◆ Consignes
1. Redonnez tel quel le passage du texte sur En attendant Godot qui va de « Ils ne bougent » à « s’il vient ? ».
2. Poursuivez le texte sur En attendant Godot à la suite de sa dernière phrase.

◆ Texte de lecture

★ ★ ★ ★ ★ ★ ★

Voyez la mise en scène d’En attendant Godot par Walter D. Asmus (partie 1 et partie 2 sur YouTube ou sur Archive.org).

Lisez également la notice bibliographique sur le site de la BNF puis répondez aux questions suivantes en rédigeant et en justifiant entièrement vos réponses. Appuyez-vous sur des exemples précis extraits du texte.

  1. Que se passe-t-il dans cette pièce ?
  2. Qui est Godot ?
  3. Est-ce une pièce drôle ou tragique ?

Correction (éléments de réponses)

1. En attendant Godot ne raconte pas une histoire. « Rien ne se passe, personne ne vient, personne ne s’en va, c’est terrible », dit Estragon.

Essayons tout de même un résumé. Au premier acte, sur une route de campagne, au pied d’un arbre, deux vagabonds (Vladimir et Estragon) attendent la venue d’un certain Godot avec lequel ils pensent avoir rendez-vous. À la fin de l’acte, ils apprennent que Godot ne viendra pas, mais qu’il le fera le lendemain. Le deuxième acte répète exactement le même canevas.

Symétrie des deux actes qui se terminent tous deux par ce dialogue mais inversé :

ESTRAGON. — Alors, on y va ?
Ils ne bougent pas.

À chaque acte, ils rencontrent le couple formé par Pozzo et Lucky, tour à tour maître et esclave. À chaque acte, Vladimir et Estragon tentent de se suicider et échouent. Ces changements soulignent davantage l’uniformité de la pièce que la variation.
C’est donc l’histoire d’une attente (« On attend » est répété 14 fois). Il ne se passe rien. La phrase « Rien à faire », « Nous n’avons plus rien à faire ici » ou « Il n'y a rien à faire » est répétée cinq fois dans la pièce. On est tenté de conclure comme Pozzo et dire « C’est comme ça que ça se passe sur cette putain de terre ». Toutefois l’attente *semble* synonyme d’un espoir (du moins pour Vladimir, car nous verrons qu’il n’en est rien pour Estragon). Il s’agit d’attendre la venue de Godot :

ESTRAGON. — Et s’il vient ?

★ ★ ★ ★ ★ ★ ★

◆ Entrées brutes
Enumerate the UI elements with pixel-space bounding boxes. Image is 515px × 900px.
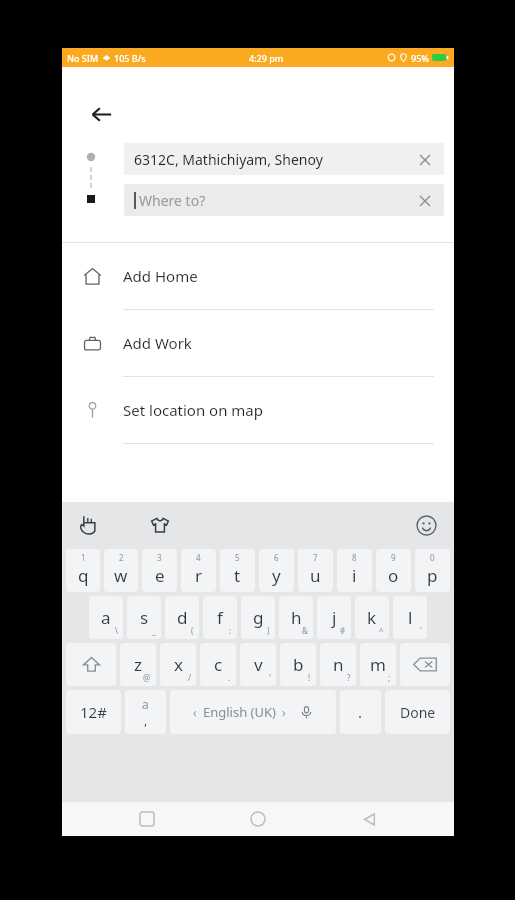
staticText: /	[188, 672, 191, 683]
staticText: f	[217, 606, 223, 629]
staticText: v	[254, 653, 263, 676]
button[interactable]: k	[355, 596, 389, 639]
button[interactable]: Home	[238, 802, 278, 836]
button[interactable]: Where to?	[124, 184, 444, 216]
button[interactable]: b	[280, 643, 316, 686]
staticText: b	[293, 653, 304, 676]
staticText: w	[114, 564, 128, 587]
staticText: n	[333, 653, 344, 676]
button[interactable]: 0	[415, 549, 450, 592]
button[interactable]: Back	[84, 97, 118, 131]
staticText: Where to?	[139, 191, 416, 210]
staticText: 7	[313, 552, 318, 563]
button[interactable]: 6	[259, 549, 294, 592]
staticText: l	[408, 606, 413, 629]
button[interactable]: Shift	[66, 643, 116, 686]
staticText: c	[214, 653, 223, 676]
other: Work	[83, 334, 102, 353]
staticText: '	[420, 625, 422, 636]
staticText: Set location on map	[123, 400, 264, 420]
staticText: i	[352, 564, 357, 587]
staticText: 8	[352, 552, 357, 563]
button[interactable]: Home	[62, 243, 454, 310]
button[interactable]: a	[125, 690, 166, 734]
button[interactable]: Gesture typing	[74, 509, 106, 541]
button[interactable]: 5	[220, 549, 255, 592]
button[interactable]: Back	[349, 802, 389, 836]
staticText: 12#	[80, 702, 107, 722]
button[interactable]: a	[89, 596, 123, 639]
staticText: o	[388, 564, 399, 587]
staticText: No SIM	[67, 52, 99, 64]
button[interactable]: Recents	[127, 802, 167, 836]
button[interactable]: Emoji	[410, 509, 442, 541]
staticText: p	[427, 564, 438, 587]
button[interactable]: v	[240, 643, 276, 686]
staticText: Done	[400, 703, 436, 722]
staticText: 1	[81, 552, 86, 563]
other: Set location on map	[83, 401, 102, 420]
staticText: g	[253, 606, 264, 629]
button[interactable]: f	[203, 596, 237, 639]
button[interactable]: g	[241, 596, 275, 639]
staticText: t	[234, 564, 241, 587]
staticText: English (UK)	[203, 703, 276, 721]
staticText: 4	[196, 552, 201, 563]
button[interactable]: 8	[337, 549, 372, 592]
staticText: Add Work	[123, 333, 192, 353]
button[interactable]: n	[320, 643, 356, 686]
button[interactable]: Backspace	[400, 643, 450, 686]
button[interactable]: Space, English (UK)	[170, 690, 336, 734]
button[interactable]: 12#	[66, 690, 121, 734]
button[interactable]: 6312C, Mathichiyam, Shenoy	[124, 143, 444, 175]
button[interactable]: d	[165, 596, 199, 639]
staticText: y	[272, 564, 281, 587]
staticText: m	[370, 653, 386, 676]
staticText: 95%	[411, 52, 429, 64]
button[interactable]: s	[127, 596, 161, 639]
staticText: )	[267, 625, 270, 636]
staticText: .	[228, 672, 231, 683]
button[interactable]: 1	[66, 549, 100, 592]
staticText: h	[291, 606, 302, 629]
button[interactable]: Clear	[416, 151, 434, 169]
button[interactable]: Work	[62, 310, 454, 377]
button[interactable]: .	[340, 690, 381, 734]
staticText: s	[140, 606, 149, 629]
staticText: ›	[282, 704, 286, 720]
button[interactable]: 2	[104, 549, 138, 592]
staticText: 0	[430, 552, 435, 563]
staticText: (	[191, 625, 194, 636]
button[interactable]: l	[393, 596, 427, 639]
button[interactable]: m	[360, 643, 396, 686]
staticText: j	[332, 606, 337, 629]
staticText: ,	[144, 712, 148, 728]
staticText: r	[195, 564, 203, 587]
staticText: 4:29 pm	[249, 52, 284, 64]
button[interactable]: 7	[298, 549, 333, 592]
button[interactable]: Clear	[416, 192, 434, 210]
staticText: a	[142, 696, 149, 712]
button[interactable]: Set location on map	[62, 377, 454, 444]
button[interactable]: Themes	[144, 509, 176, 541]
staticText: 105 B/s	[114, 52, 146, 64]
button[interactable]: j	[317, 596, 351, 639]
button[interactable]: h	[279, 596, 313, 639]
staticText: '	[269, 672, 271, 683]
button[interactable]: c	[200, 643, 236, 686]
button[interactable]: 4	[181, 549, 216, 592]
staticText: a	[101, 606, 111, 629]
button[interactable]: 3	[142, 549, 177, 592]
button[interactable]: 9	[376, 549, 411, 592]
button[interactable]: z	[120, 643, 156, 686]
button[interactable]: x	[160, 643, 196, 686]
staticText: 6	[274, 552, 279, 563]
staticText: #	[340, 625, 346, 636]
staticText: x	[174, 653, 183, 676]
staticText: 3	[157, 552, 162, 563]
staticText: 9	[391, 552, 396, 563]
button[interactable]: Done	[385, 690, 450, 734]
staticText: .	[358, 702, 363, 722]
staticText: 2	[119, 552, 124, 563]
staticText: d	[177, 606, 188, 629]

★ ★ ★ ★ ★ ★ ★

◆ Réponses fournies
1.
Ils ne bougent pas.

À chaque acte, ils rencontrent le couple formé par Pozzo et Lucky, tour à tour maître et esclave. À chaque acte, Vladimir et Estragon tentent de se suicider et échouent. Ces changements soulignent davantage l’uniformité de la pièce que la variation.
C’est donc l’histoire d’une attente (« On attend » est répété 14 fois). Il ne se passe rien. La phrase « Rien à faire », « Nous n’avons plus rien à faire ici » ou « Il n'y a rien à faire » est répétée cinq fois dans la pièce. On est tenté de conclure comme Pozzo et dire « C’est comme ça que ça se passe sur cette putain de terre ». Toutefois l’attente *semble* synonyme d’un espoir (du moins pour Vladimir, car nous verrons qu’il n’en est rien pour Estragon). Il s’agit d’attendre la venue de Godot :

ESTRAGON. — Et s’il vient ?

2.
VLADIMIR. — Nous serons sauvés.

2. On a pu voir dans Godot une allusion à « god » et même un diminutif formé de la même façon que Pierre/Pierrot ou Charles/Charlot (allusion renforcée par le chapeau melon portée par les personnages de la pièce à la manière de Charlie Chaplin) ou encore la contraction de « godillot ».
Le titre de la pièce peut aussi être une allusion à L’Attente de Dieu de Simone Weil.
On peut y voir une référence au personnage de Balzac Godeau dans la comédie du Faiseur (plus connue sous le titre de Mercadet). Dans cette pièce, Mercadet est un agent de change qui attribue ses difficultés financières à son ancien Godeau qui a disparu avec leur capital commun. L’espoir du retour de Godeau et donc du remboursement des fonds détournés est constamment agité par Mercadet à l’adresse des créancier. Beckett dit ne pas connaître la pièce au moment de l’écriture de la sienne.
Toutefois, l’identité de Godot est secondaire. Le sujet de la pièce n’est pas Godot, mais l’attente, l’acte d’attendre en tant qu’aspect essentiel de la condition humaine. Beckett disait par ailleurs à Alan Schneider qui fit la première mise en scène américaine de En attendant Godot et qui lui demandait qui était ou que signifiait Godot : « Si je le savais, je l’aurais dit dans la pièce ».

3. Jean Anouilh disait de la pièce que c’était « les Pensées de Pascal jouées par les Fratellini ».
En regardant Vladimir et Estragon, on peut penser à Laurel et Hardy (Beckett avait choisi dans sa mise en scène un acteur grand et dégingandé pour le premier et petit et rond pour le second). D’autre part, la démarche de Vladimir « s’approchant à petits pas raides, les jambes écartées » fait penser à Charlie Chaplin. Les répliques rapides, les échanges d’injures ou encore les disputes immédiatement suivies de réconciliation font penser aux personnages des clowns ou encore de la commedia dell’arte. L'humour scatologique (« l’acacacacadémie d’Anthropopopométrie » page 59, « Qui a pété ? » page 114), le comique de répétition (Estragon et sa chaussure, le jeu avec les chapeaux), les chutes innombrables (dont celle du pantalon d’Estragon) relèvent également du comique clownesque :

VLADIMIR. — On se croirait au spectacle.
ESTRAGON. — Au cirque.
VLADIMIR. — Au music-hall.
ESTRAGON. — Au cirque. (pp. 47-48).

Les personnages font rire malgré eux. Image du clown triste : « Son visage se fend dans un sourire maximum qui se fige, dure un bon moment, puis subitement s’éteint » (page 13).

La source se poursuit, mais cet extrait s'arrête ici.